#### Exercise brief
Your copy should begin at the line containing "OCR this image." and end at the last line of the records; transcribe those lines exactly and leave out every picture.

#### Collected data entries
_ _ _ _ _

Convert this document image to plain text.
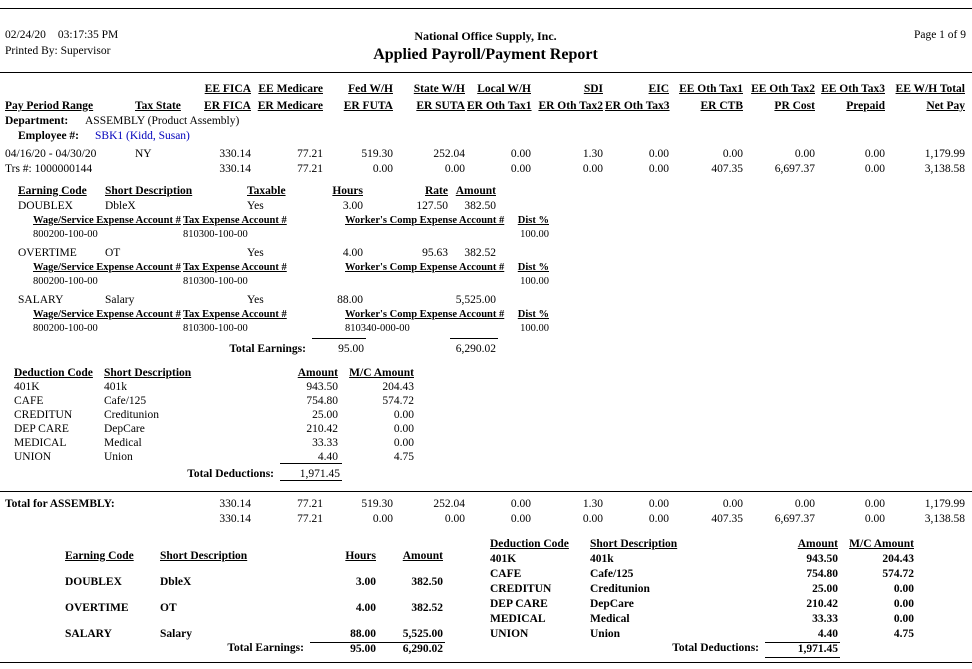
02/24/20 03:17:35 PM
Printed By: Supervisor
National Office Supply, Inc.
Applied Payroll/Payment Report
Page 1 of 9
		EE FICA	EE Medicare	Fed W/H	State W/H	Local W/H	SDI	EIC	EE Oth Tax1	EE Oth Tax2	EE Oth Tax3	EE W/H Total
Pay Period Range	Tax State	ER FICA	ER Medicare	ER FUTA	ER SUTA	ER Oth Tax1	ER Oth Tax2	ER Oth Tax3	ER CTB	PR Cost	Prepaid	Net Pay
Department: ASSEMBLY (Product Assembly)
Employee #: SBK1 (Kidd, Susan)
04/16/20 - 04/30/20	NY	330.14	77.21	519.30	252.04	0.00	1.30	0.00	0.00	0.00	0.00	1,179.99
Trs #: 1000000144		330.14	77.21	0.00	0.00	0.00	0.00	0.00	407.35	6,697.37	0.00	3,138.58
Earning Code	Short Description	Taxable	Hours	Rate	Amount
DOUBLEX	DbleX	Yes	3.00	127.50	382.50
Wage/Service Expense Account #	Tax Expense Account #	Worker's Comp Expense Account #	Dist %
800200-100-00	810300-100-00		100.00
OVERTIME	OT	Yes	4.00	95.63	382.52
Wage/Service Expense Account #	Tax Expense Account #	Worker's Comp Expense Account #	Dist %
800200-100-00	810300-100-00		100.00
SALARY	Salary	Yes	88.00		5,525.00
Wage/Service Expense Account #	Tax Expense Account #	Worker's Comp Expense Account #	Dist %
800200-100-00	810300-100-00	810340-000-00	100.00
Total Earnings:	95.00		6,290.02
Deduction Code	Short Description	Amount	M/C Amount
401K	401k	943.50	204.43
CAFE	Cafe/125	754.80	574.72
CREDITUN	Creditunion	25.00	0.00
DEP CARE	DepCare	210.42	0.00
MEDICAL	Medical	33.33	0.00
UNION	Union	4.40	4.75
Total Deductions:	1,971.45	
Total for ASSEMBLY:	330.14	77.21	519.30	252.04	0.00	1.30	0.00	0.00	0.00	0.00	1,179.99
	330.14	77.21	0.00	0.00	0.00	0.00	0.00	407.35	6,697.37	0.00	3,138.58
Earning Code	Short Description	Hours	Amount
DOUBLEX	DbleX	3.00	382.50
OVERTIME	OT	4.00	382.52
SALARY	Salary	88.00	5,525.00
Deduction Code	Short Description	Amount	M/C Amount
401K	401k	943.50	204.43
CAFE	Cafe/125	754.80	574.72
CREDITUN	Creditunion	25.00	0.00
DEP CARE	DepCare	210.42	0.00
MEDICAL	Medical	33.33	0.00
UNION	Union	4.40	4.75
Total Earnings:	95.00 6,290.02	Total Deductions:	1,971.45
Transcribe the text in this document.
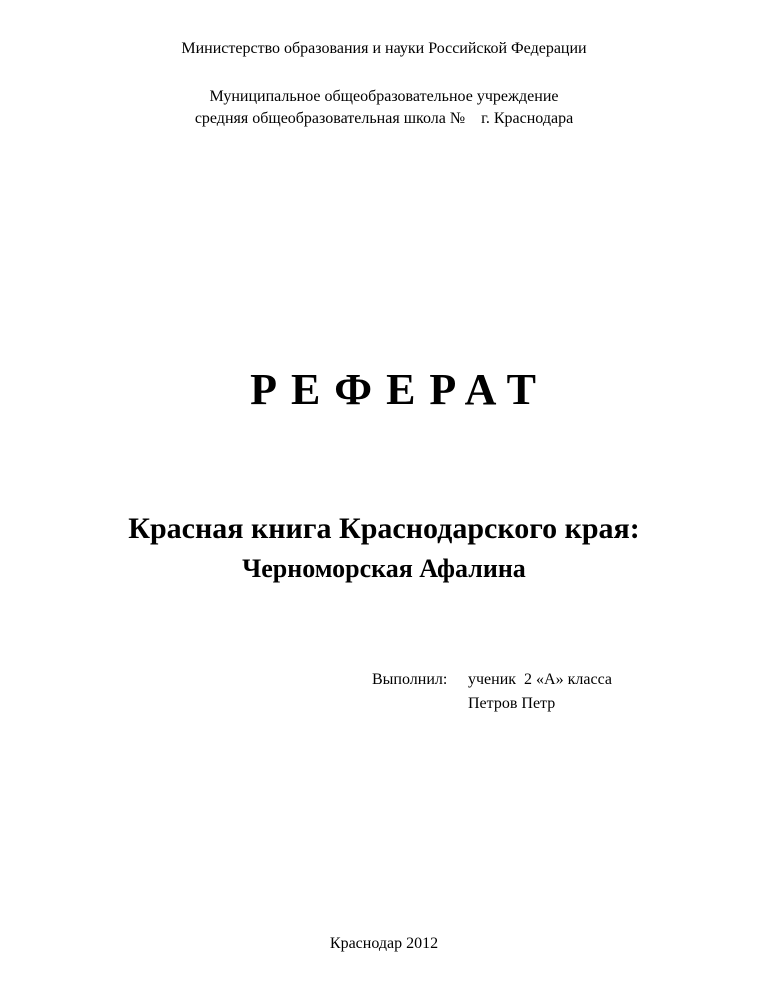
Министерство образования и науки Российской Федерации
Муниципальное общеобразовательное учреждение
средняя общеобразовательная школа № г. Краснодара
РЕФЕРАТ
Красная книга Краснодарского края:
Черноморская Афалина
Выполнил:	ученик  2 «А» класса
Петров Петр
Краснодар 2012
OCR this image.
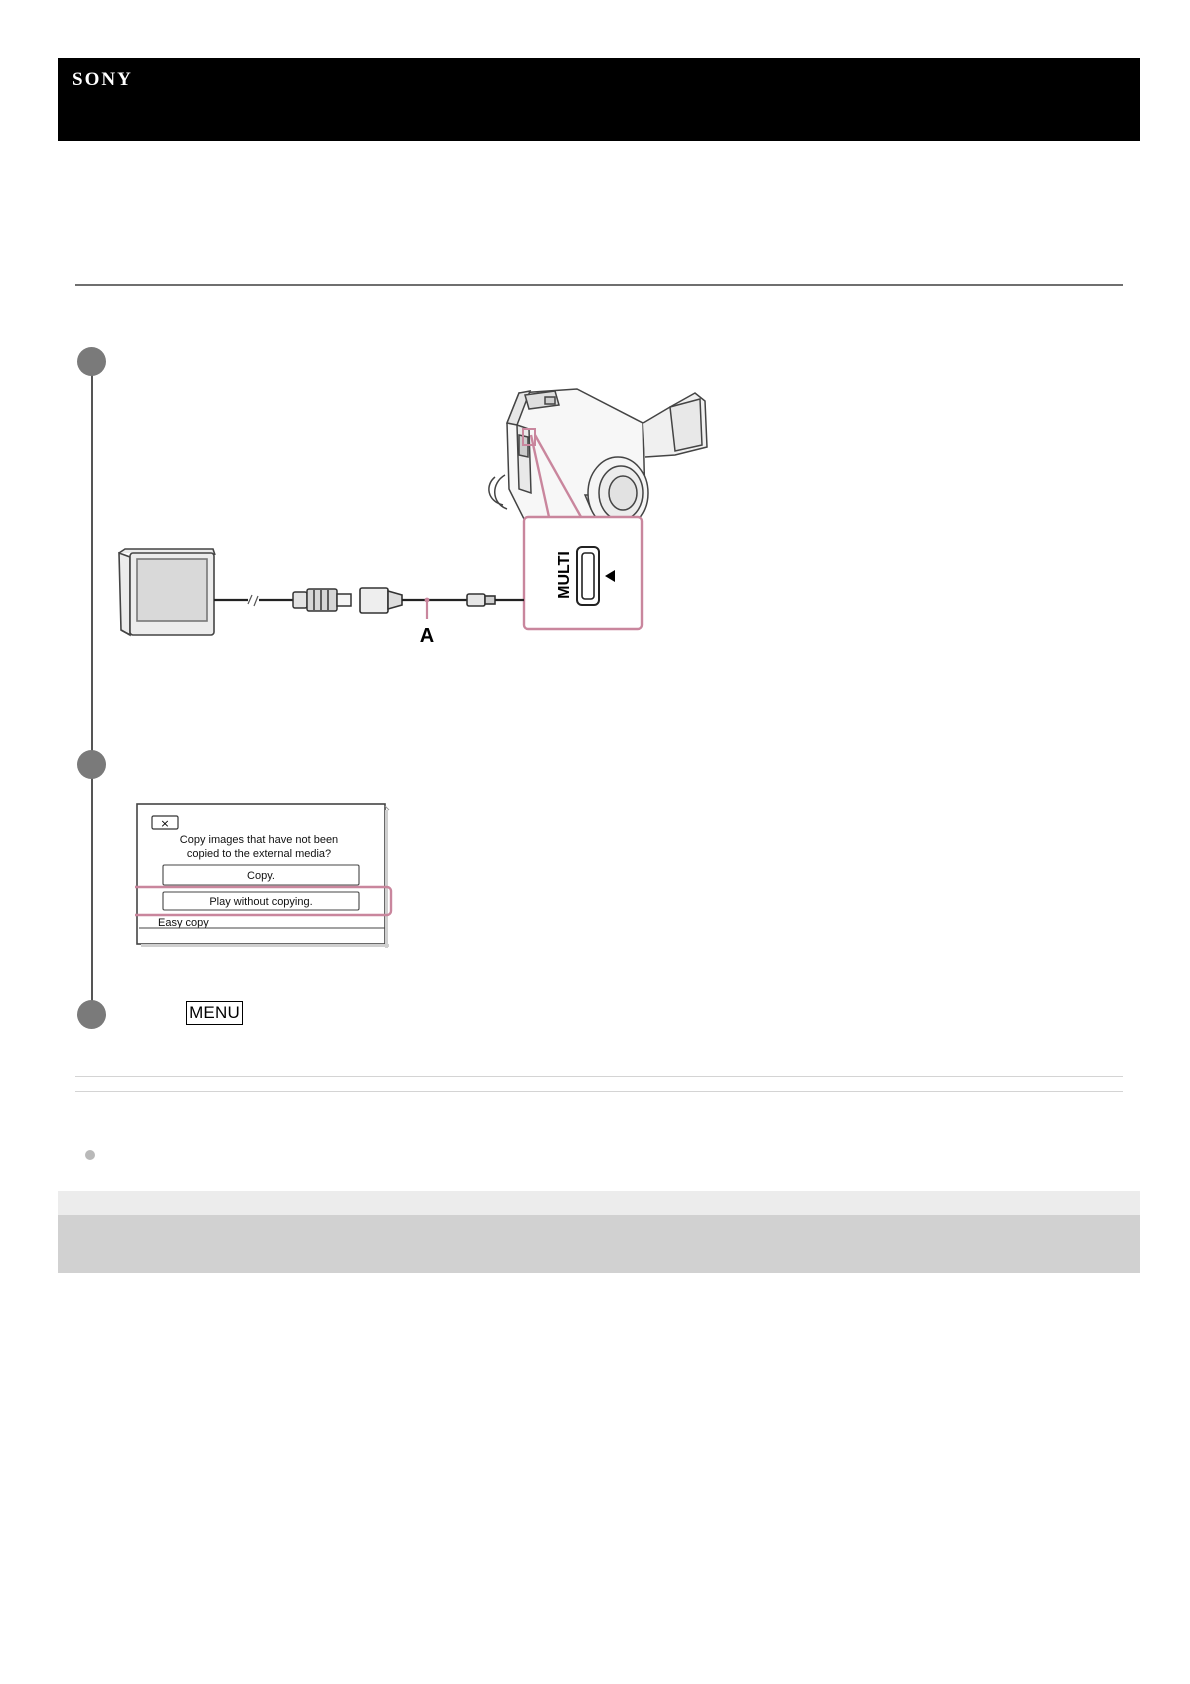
SONY
A
MULTI
×
Copy images that have not been
copied to the external media?
Copy.
Play without copying.
Easy copy
MENU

_ _ _ _ _

#### Solution for this exercise
OCR this image.
SONY
A
MULTI
×
Copy images that have not been
copied to the external media?
Copy.
Play without copying.
Easy copy
MENU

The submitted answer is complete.